> **Work required**
Comb through the entries for "style" and pull out each line that holds it.

> **Material for this exercise**

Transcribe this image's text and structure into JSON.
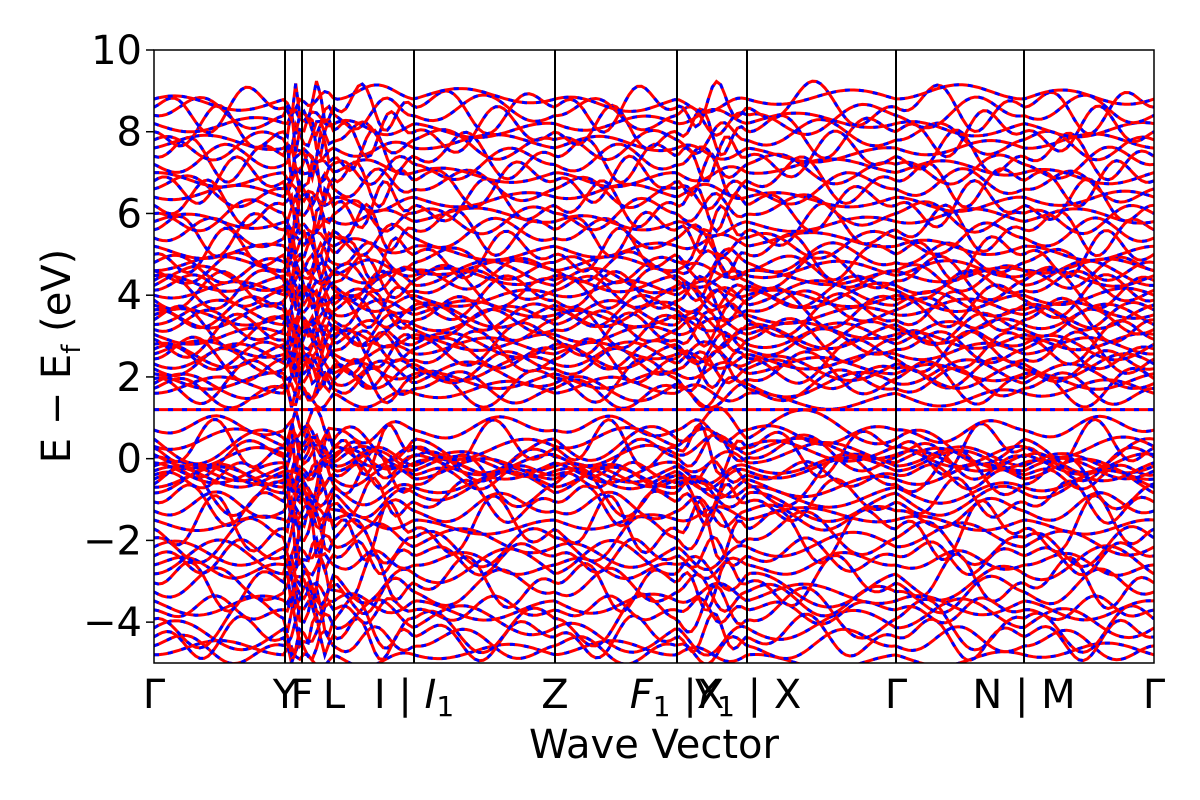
{
  "chart_data": {
    "type": "line",
    "title": "",
    "xlabel": "Wave Vector",
    "ylabel": "E − E_f (eV)",
    "ylim": [
      -5,
      10
    ],
    "xlim": [
      0,
      1
    ],
    "yticks": [
      -4,
      -2,
      0,
      2,
      4,
      6,
      8,
      10
    ],
    "ytick_labels": [
      "−4",
      "−2",
      "0",
      "2",
      "4",
      "6",
      "8",
      "10"
    ],
    "kpath": [
      {
        "label": "Γ",
        "italic_sub": false,
        "pos": 0.0
      },
      {
        "label": "Y",
        "pos": 0.131
      },
      {
        "label": "F",
        "pos": 0.148
      },
      {
        "label": "L",
        "pos": 0.18
      },
      {
        "label": "I | ",
        "italic": "I",
        "sub": "1",
        "pos": 0.26
      },
      {
        "label": "Z",
        "pos": 0.401
      },
      {
        "label": "F",
        "sub": "1",
        "suffix": " |X",
        "pos": 0.523
      },
      {
        "label": "Y",
        "sub": "1",
        "suffix": " | X",
        "pos": 0.593
      },
      {
        "label": "Γ",
        "pos": 0.742
      },
      {
        "label": "N | M",
        "pos": 0.87
      },
      {
        "label": "Γ",
        "pos": 1.0
      }
    ],
    "series": [
      {
        "name": "",
        "color": "#ff0000",
        "style": "solid"
      },
      {
        "name": "",
        "color": "#0000ff",
        "style": "dashed"
      }
    ],
    "fermi_flat_band": 1.2,
    "grid": false,
    "legend": "none"
  }
}
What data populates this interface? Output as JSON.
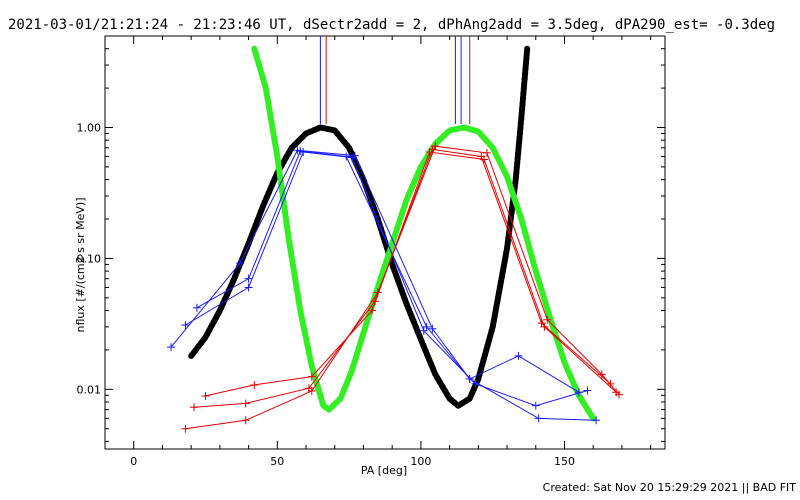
{
  "chart_data": {
    "type": "line",
    "title": "2021-03-01/21:21:24 - 21:23:46 UT, dSectr2add = 2, dPhAng2add = 3.5deg, dPA290_est= -0.3deg",
    "xlabel": "PA [deg]",
    "ylabel": "nflux [#/(cm2 s sr MeV)]",
    "xlim": [
      -10,
      185
    ],
    "ylim": [
      0.0035,
      5.0
    ],
    "yscale": "log",
    "x_ticks": [
      0,
      50,
      100,
      150
    ],
    "y_ticks": [
      {
        "value": 0.01,
        "label": "0.01"
      },
      {
        "value": 0.1,
        "label": "0.10"
      },
      {
        "value": 1.0,
        "label": "1.00"
      }
    ],
    "grid": false,
    "legend": "none",
    "colors": {
      "blue": "#1a1aff",
      "red": "#e60000",
      "black": "#000000",
      "green": "#33ee22",
      "darkred": "#800020"
    },
    "series": [
      {
        "color": "#1a1aff",
        "marker": "+",
        "points": [
          [
            13,
            0.021
          ],
          [
            37,
            0.092
          ],
          [
            57,
            0.67
          ],
          [
            77,
            0.61
          ],
          [
            104,
            0.029
          ],
          [
            117,
            0.012
          ],
          [
            134,
            0.018
          ],
          [
            155,
            0.0095
          ]
        ]
      },
      {
        "color": "#1a1aff",
        "marker": "+",
        "points": [
          [
            18,
            0.031
          ],
          [
            40,
            0.06
          ],
          [
            59,
            0.65
          ],
          [
            76,
            0.59
          ],
          [
            101,
            0.028
          ],
          [
            119,
            0.011
          ],
          [
            140,
            0.0075
          ],
          [
            158,
            0.0098
          ]
        ]
      },
      {
        "color": "#1a1aff",
        "marker": "+",
        "points": [
          [
            22,
            0.042
          ],
          [
            40,
            0.07
          ],
          [
            58,
            0.66
          ],
          [
            74,
            0.6
          ],
          [
            102,
            0.03
          ],
          [
            117,
            0.012
          ],
          [
            141,
            0.006
          ],
          [
            161,
            0.0058
          ]
        ]
      },
      {
        "color": "#e60000",
        "marker": "+",
        "points": [
          [
            18,
            0.005
          ],
          [
            39,
            0.0058
          ],
          [
            62,
            0.0097
          ],
          [
            85,
            0.055
          ],
          [
            105,
            0.72
          ],
          [
            123,
            0.64
          ],
          [
            144,
            0.034
          ],
          [
            163,
            0.013
          ],
          [
            169,
            0.0091
          ]
        ]
      },
      {
        "color": "#e60000",
        "marker": "+",
        "points": [
          [
            21,
            0.0073
          ],
          [
            39,
            0.0078
          ],
          [
            61,
            0.0102
          ],
          [
            84,
            0.047
          ],
          [
            104,
            0.68
          ],
          [
            121,
            0.6
          ],
          [
            142,
            0.032
          ],
          [
            166,
            0.011
          ]
        ]
      },
      {
        "color": "#e60000",
        "marker": "+",
        "points": [
          [
            25,
            0.0089
          ],
          [
            42,
            0.0108
          ],
          [
            62,
            0.0125
          ],
          [
            83,
            0.04
          ],
          [
            103,
            0.65
          ],
          [
            122,
            0.57
          ],
          [
            143,
            0.03
          ],
          [
            168,
            0.0095
          ]
        ]
      },
      {
        "color": "#000000",
        "style": "dotted-fit",
        "points": [
          [
            20,
            0.018
          ],
          [
            25,
            0.025
          ],
          [
            30,
            0.04
          ],
          [
            35,
            0.07
          ],
          [
            40,
            0.13
          ],
          [
            45,
            0.25
          ],
          [
            50,
            0.45
          ],
          [
            55,
            0.7
          ],
          [
            60,
            0.9
          ],
          [
            65,
            1.0
          ],
          [
            70,
            0.95
          ],
          [
            75,
            0.7
          ],
          [
            80,
            0.4
          ],
          [
            85,
            0.2
          ],
          [
            90,
            0.09
          ],
          [
            95,
            0.045
          ],
          [
            100,
            0.024
          ],
          [
            105,
            0.013
          ],
          [
            110,
            0.0085
          ],
          [
            113,
            0.0075
          ],
          [
            117,
            0.0085
          ],
          [
            120,
            0.012
          ],
          [
            125,
            0.03
          ],
          [
            130,
            0.12
          ],
          [
            133,
            0.4
          ],
          [
            135,
            1.2
          ],
          [
            137,
            4.0
          ]
        ]
      },
      {
        "color": "#33ee22",
        "style": "dotted-fit",
        "points": [
          [
            42,
            4.0
          ],
          [
            46,
            2.0
          ],
          [
            50,
            0.6
          ],
          [
            54,
            0.14
          ],
          [
            58,
            0.04
          ],
          [
            62,
            0.015
          ],
          [
            66,
            0.0075
          ],
          [
            68,
            0.007
          ],
          [
            72,
            0.0085
          ],
          [
            76,
            0.014
          ],
          [
            80,
            0.027
          ],
          [
            85,
            0.06
          ],
          [
            90,
            0.13
          ],
          [
            95,
            0.28
          ],
          [
            100,
            0.5
          ],
          [
            105,
            0.75
          ],
          [
            110,
            0.95
          ],
          [
            115,
            1.0
          ],
          [
            120,
            0.93
          ],
          [
            125,
            0.7
          ],
          [
            130,
            0.42
          ],
          [
            135,
            0.2
          ],
          [
            140,
            0.08
          ],
          [
            145,
            0.035
          ],
          [
            150,
            0.016
          ],
          [
            155,
            0.009
          ],
          [
            160,
            0.006
          ]
        ]
      }
    ],
    "peak_markers": [
      {
        "x": 65,
        "color": "#1a1aff"
      },
      {
        "x": 67,
        "color": "#e60000"
      },
      {
        "x": 112,
        "color": "#800020"
      },
      {
        "x": 114,
        "color": "#1a1aff"
      },
      {
        "x": 117,
        "color": "#e60000"
      }
    ]
  },
  "footer": "Created: Sat Nov 20 15:29:29 2021 || BAD FIT"
}
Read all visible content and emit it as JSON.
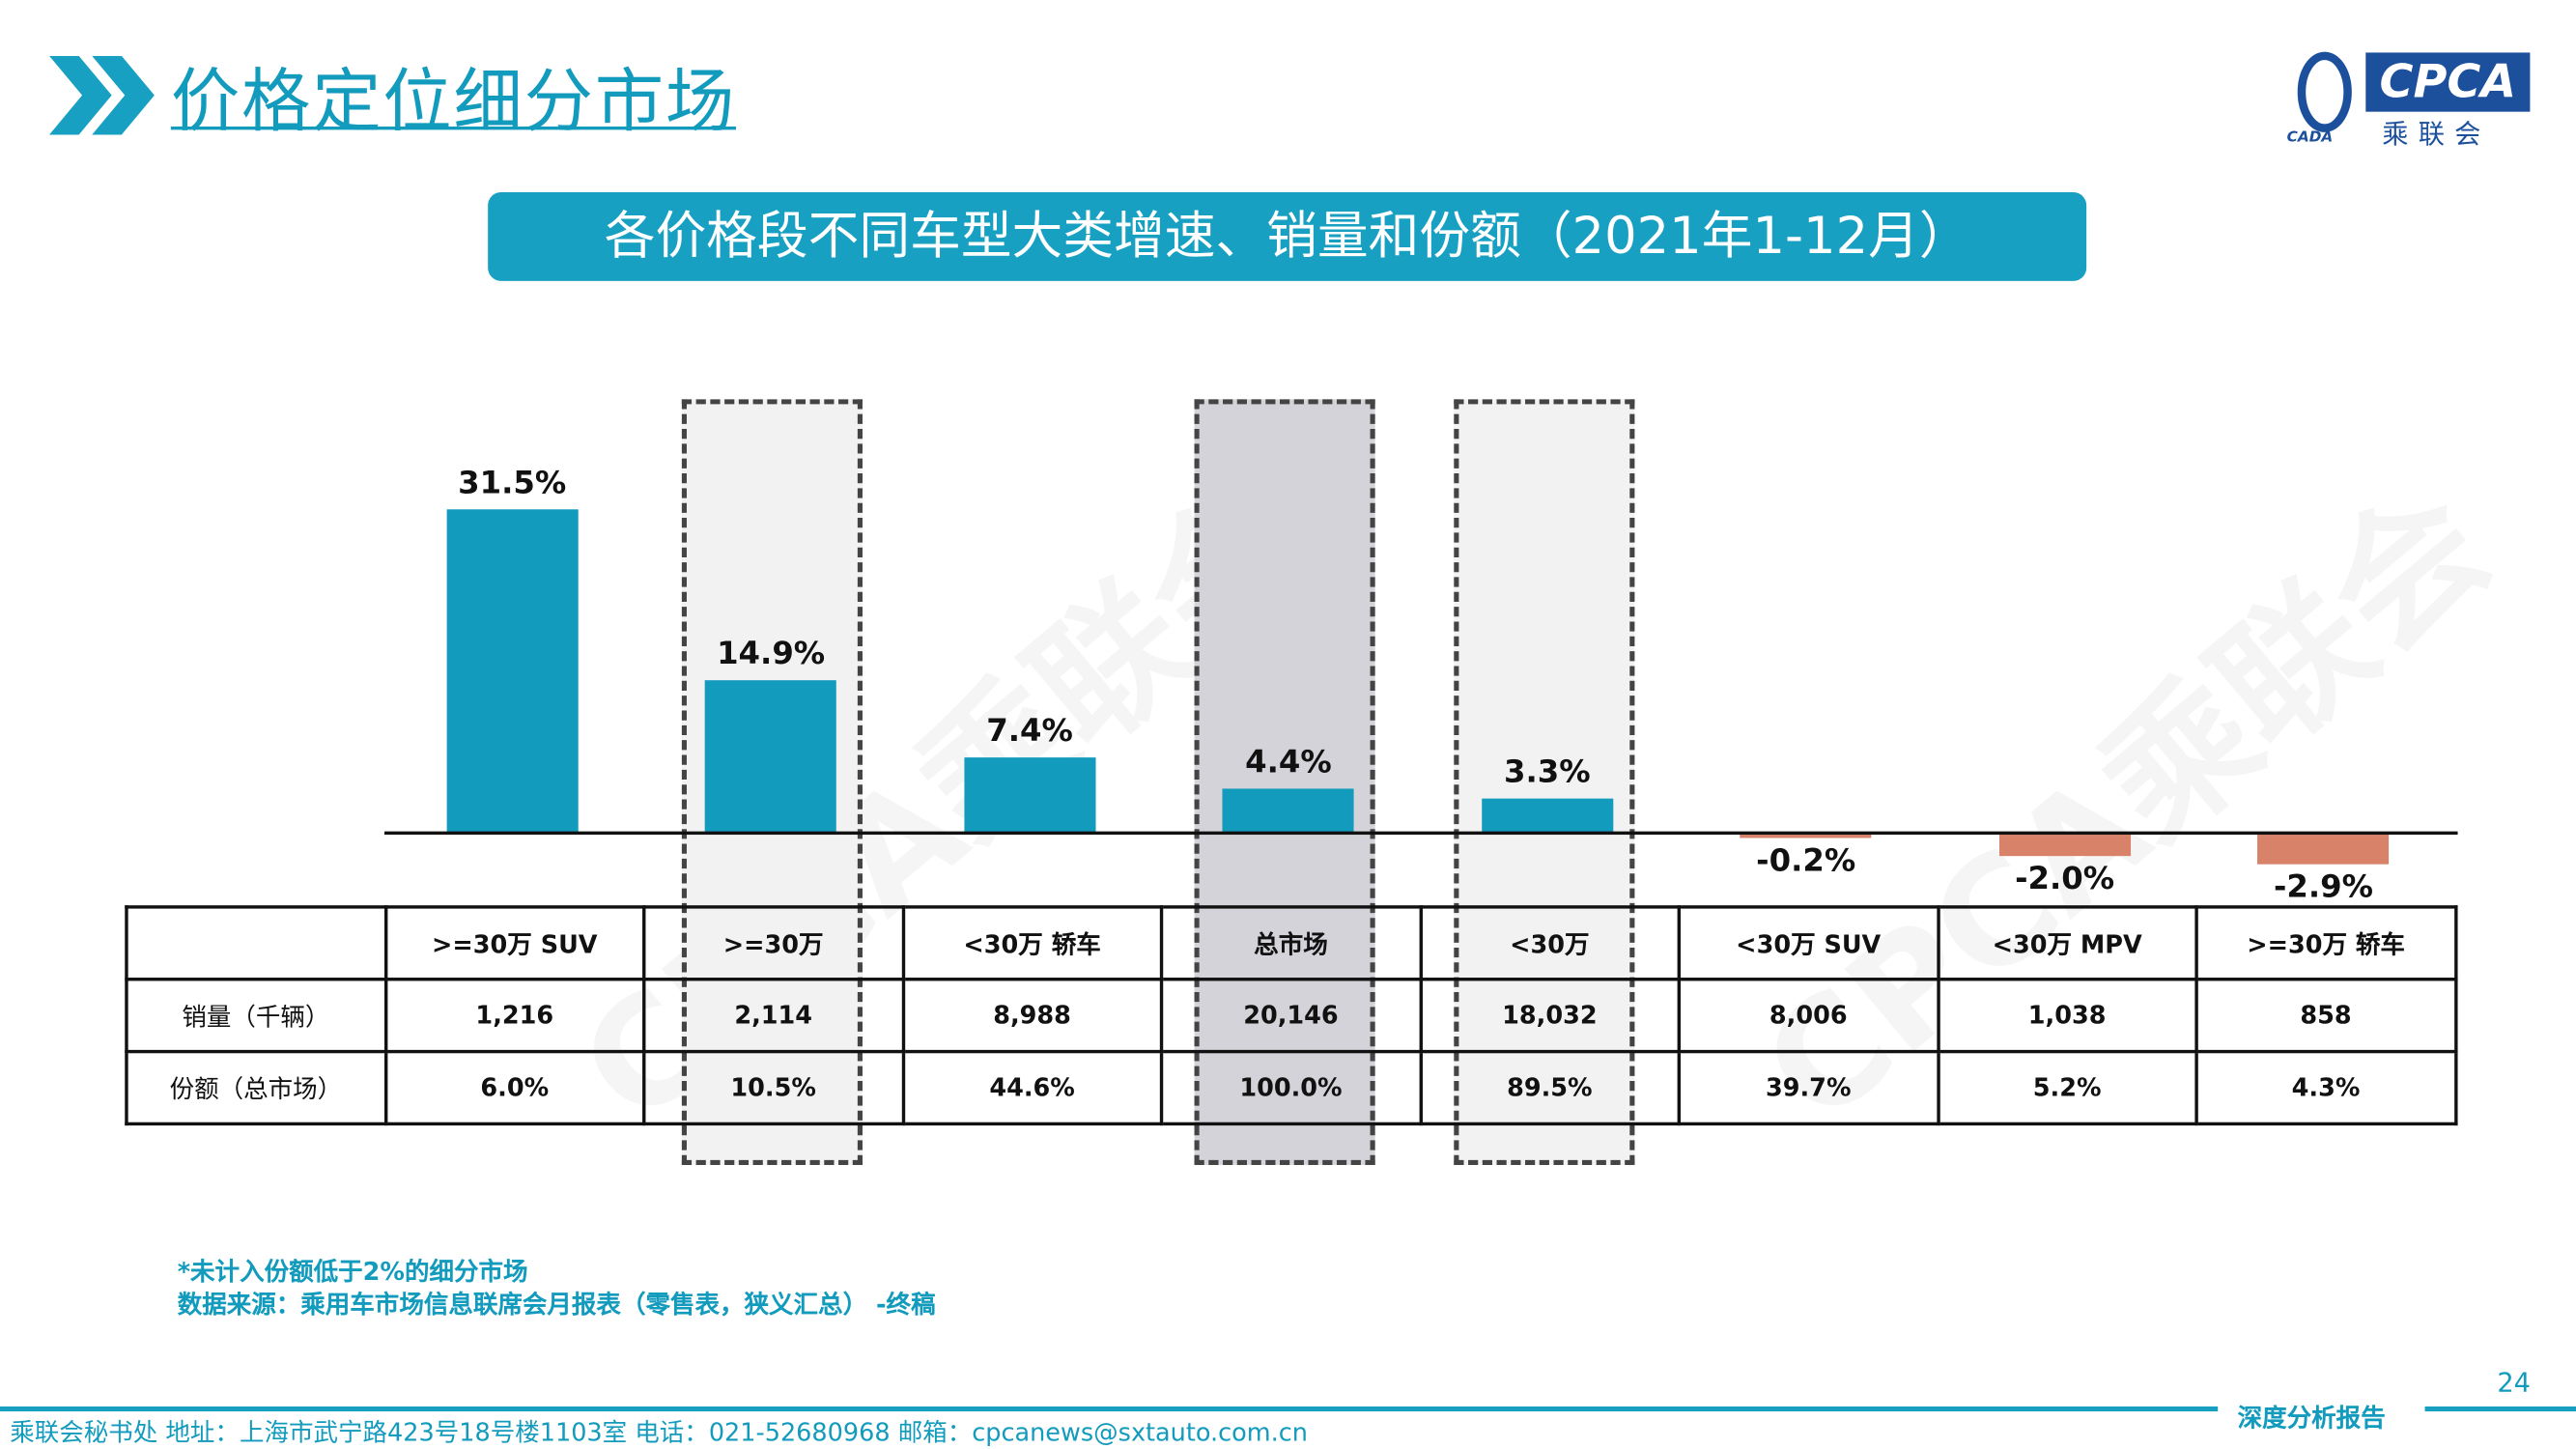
{
  "header": {
    "title": "价格定位细分市场",
    "logo_text": "CPCA",
    "logo_sub": "乘联会",
    "logo_small": "CADA"
  },
  "subtitle": "各价格段不同车型大类增速、销量和份额（2021年1-12月）",
  "watermark": "CPCA乘联会",
  "colors": {
    "accent": "#18a0c2",
    "positive_bar": "#139bbd",
    "negative_bar": "#d9826a",
    "highlight_fill": "#d4d3d9",
    "highlight_fill_light": "#f2f2f2"
  },
  "chart_data": {
    "type": "bar",
    "categories": [
      ">=30万 SUV",
      ">=30万",
      "<30万 轿车",
      "总市场",
      "<30万",
      "<30万 SUV",
      "<30万 MPV",
      ">=30万 轿车"
    ],
    "values": [
      31.5,
      14.9,
      7.4,
      4.4,
      3.3,
      -0.2,
      -2.0,
      -2.9
    ],
    "value_labels": [
      "31.5%",
      "14.9%",
      "7.4%",
      "4.4%",
      "3.3%",
      "-0.2%",
      "-2.0%",
      "-2.9%"
    ],
    "highlighted": [
      ">=30万",
      "总市场",
      "<30万"
    ],
    "ylim": [
      -3,
      32
    ]
  },
  "table": {
    "rows": [
      {
        "label": "销量（千辆）",
        "values": [
          "1,216",
          "2,114",
          "8,988",
          "20,146",
          "18,032",
          "8,006",
          "1,038",
          "858"
        ]
      },
      {
        "label": "份额（总市场）",
        "values": [
          "6.0%",
          "10.5%",
          "44.6%",
          "100.0%",
          "89.5%",
          "39.7%",
          "5.2%",
          "4.3%"
        ]
      }
    ]
  },
  "notes": [
    "*未计入份额低于2%的细分市场",
    "数据来源：乘用车市场信息联席会月报表（零售表，狭义汇总） -终稿"
  ],
  "footer": {
    "text": "乘联会秘书处   地址：上海市武宁路423号18号楼1103室  电话：021-52680968   邮箱：cpcanews@sxtauto.com.cn",
    "tag": "深度分析报告",
    "page": "24"
  }
}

> **The solution**
        "style": "solid"
        "style": "dashed"
        "style": "dotted-fit",
        "style": "dotted-fit",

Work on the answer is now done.